Quote each record exactly, please, leaving none out.

-- BEGIN Given data --

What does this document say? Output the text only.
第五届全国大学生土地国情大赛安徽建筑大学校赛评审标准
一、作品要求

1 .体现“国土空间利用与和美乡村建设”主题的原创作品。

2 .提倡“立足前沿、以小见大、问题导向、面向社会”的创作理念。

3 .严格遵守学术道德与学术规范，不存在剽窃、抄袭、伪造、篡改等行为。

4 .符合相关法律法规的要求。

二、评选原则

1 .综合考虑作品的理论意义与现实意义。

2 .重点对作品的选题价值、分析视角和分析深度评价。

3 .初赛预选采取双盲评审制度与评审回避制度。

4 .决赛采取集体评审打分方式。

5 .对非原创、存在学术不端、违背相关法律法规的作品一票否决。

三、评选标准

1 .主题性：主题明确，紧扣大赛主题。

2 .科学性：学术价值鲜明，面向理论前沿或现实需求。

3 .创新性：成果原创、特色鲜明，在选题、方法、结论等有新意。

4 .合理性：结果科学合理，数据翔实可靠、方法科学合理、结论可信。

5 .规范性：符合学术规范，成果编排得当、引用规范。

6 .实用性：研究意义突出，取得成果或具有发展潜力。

-- END Given data --

• [Solved exercise]:
What does this document say? Output the text only.
第五届全国大学生土地国情大赛安徽建筑大学校赛评审标准
一、作品要求

1 .体现“国土空间利用与和美乡村建设”主题的原创作品。

2 .提倡“立足前沿、以小见大、问题导向、面向社会”的创作理念。

3 .严格遵守学术道德与学术规范，不存在剽窃、抄袭、伪造、篡改等行为。

4 .符合相关法律法规的要求。

二、评选原则

1 .综合考虑作品的理论意义与现实意义。

2 .重点对作品的选题价值、分析视角和分析深度评价。

3 .初赛预选采取双盲评审制度与评审回避制度。

4 .决赛采取集体评审打分方式。

5 .对非原创、存在学术不端、违背相关法律法规的作品一票否决。

三、评选标准

1 .主题性：主题明确，紧扣大赛主题。

2 .科学性：学术价值鲜明，面向理论前沿或现实需求。

3 .创新性：成果原创、特色鲜明，在选题、方法、结论等有新意。

4 .合理性：结果科学合理，数据翔实可靠、方法科学合理、结论可信。

5 .规范性：符合学术规范，成果编排得当、引用规范。

6 .实用性：研究意义突出，取得成果或具有发展潜力。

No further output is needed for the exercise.